#### [BRIEF]
Using the records that follow, copy every line containing the word "выполнения".

(Data entries)
START
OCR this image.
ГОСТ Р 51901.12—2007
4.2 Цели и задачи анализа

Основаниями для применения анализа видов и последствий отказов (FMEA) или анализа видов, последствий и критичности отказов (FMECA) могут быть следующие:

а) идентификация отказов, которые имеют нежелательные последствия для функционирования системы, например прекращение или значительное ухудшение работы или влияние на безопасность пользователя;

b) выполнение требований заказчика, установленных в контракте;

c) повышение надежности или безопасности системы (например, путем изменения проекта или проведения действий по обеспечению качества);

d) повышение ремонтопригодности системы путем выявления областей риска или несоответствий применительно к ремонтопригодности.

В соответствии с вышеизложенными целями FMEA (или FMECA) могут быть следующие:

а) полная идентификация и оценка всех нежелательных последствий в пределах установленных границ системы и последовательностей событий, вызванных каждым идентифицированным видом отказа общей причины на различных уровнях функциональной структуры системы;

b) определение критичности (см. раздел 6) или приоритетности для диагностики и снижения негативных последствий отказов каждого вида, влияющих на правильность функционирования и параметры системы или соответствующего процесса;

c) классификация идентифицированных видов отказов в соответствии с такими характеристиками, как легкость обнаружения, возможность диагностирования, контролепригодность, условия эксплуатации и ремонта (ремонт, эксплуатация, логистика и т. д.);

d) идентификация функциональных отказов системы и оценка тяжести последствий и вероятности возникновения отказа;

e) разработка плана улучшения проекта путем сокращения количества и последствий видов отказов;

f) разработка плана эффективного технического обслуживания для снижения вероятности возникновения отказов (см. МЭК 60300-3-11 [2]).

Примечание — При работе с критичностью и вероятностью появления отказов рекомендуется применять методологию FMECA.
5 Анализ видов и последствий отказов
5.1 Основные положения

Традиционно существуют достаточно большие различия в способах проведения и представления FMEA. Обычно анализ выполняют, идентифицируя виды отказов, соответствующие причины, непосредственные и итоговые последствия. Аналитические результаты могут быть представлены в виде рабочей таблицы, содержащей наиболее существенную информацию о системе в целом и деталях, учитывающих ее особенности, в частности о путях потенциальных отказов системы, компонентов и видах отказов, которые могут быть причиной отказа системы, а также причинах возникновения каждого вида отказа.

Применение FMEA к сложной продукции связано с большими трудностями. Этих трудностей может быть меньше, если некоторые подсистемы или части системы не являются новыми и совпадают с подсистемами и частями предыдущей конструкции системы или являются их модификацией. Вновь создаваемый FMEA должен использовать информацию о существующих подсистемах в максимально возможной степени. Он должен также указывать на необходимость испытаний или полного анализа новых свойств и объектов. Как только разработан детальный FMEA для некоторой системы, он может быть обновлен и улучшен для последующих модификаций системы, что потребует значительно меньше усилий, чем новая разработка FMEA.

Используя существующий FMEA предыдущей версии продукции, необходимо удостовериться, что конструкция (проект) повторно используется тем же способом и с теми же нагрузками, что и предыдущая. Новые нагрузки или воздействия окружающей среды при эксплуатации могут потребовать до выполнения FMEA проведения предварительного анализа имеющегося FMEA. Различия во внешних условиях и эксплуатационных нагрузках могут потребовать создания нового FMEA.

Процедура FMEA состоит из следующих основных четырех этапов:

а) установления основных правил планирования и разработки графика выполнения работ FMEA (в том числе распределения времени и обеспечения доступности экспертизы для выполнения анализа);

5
END
#### [REPLY TO THE EXERCISE]
Используя существующий FMEA предыдущей версии продукции, необходимо удостовериться, что конструкция (проект) повторно используется тем же способом и с теми же нагрузками, что и предыдущая. Новые нагрузки или воздействия окружающей среды при эксплуатации могут потребовать до выполнения FMEA проведения предварительного анализа имеющегося FMEA. Различия во внешних условиях и эксплуатационных нагрузках могут потребовать создания нового FMEA.
а) установления основных правил планирования и разработки графика выполнения работ FMEA (в том числе распределения времени и обеспечения доступности экспертизы для выполнения анализа);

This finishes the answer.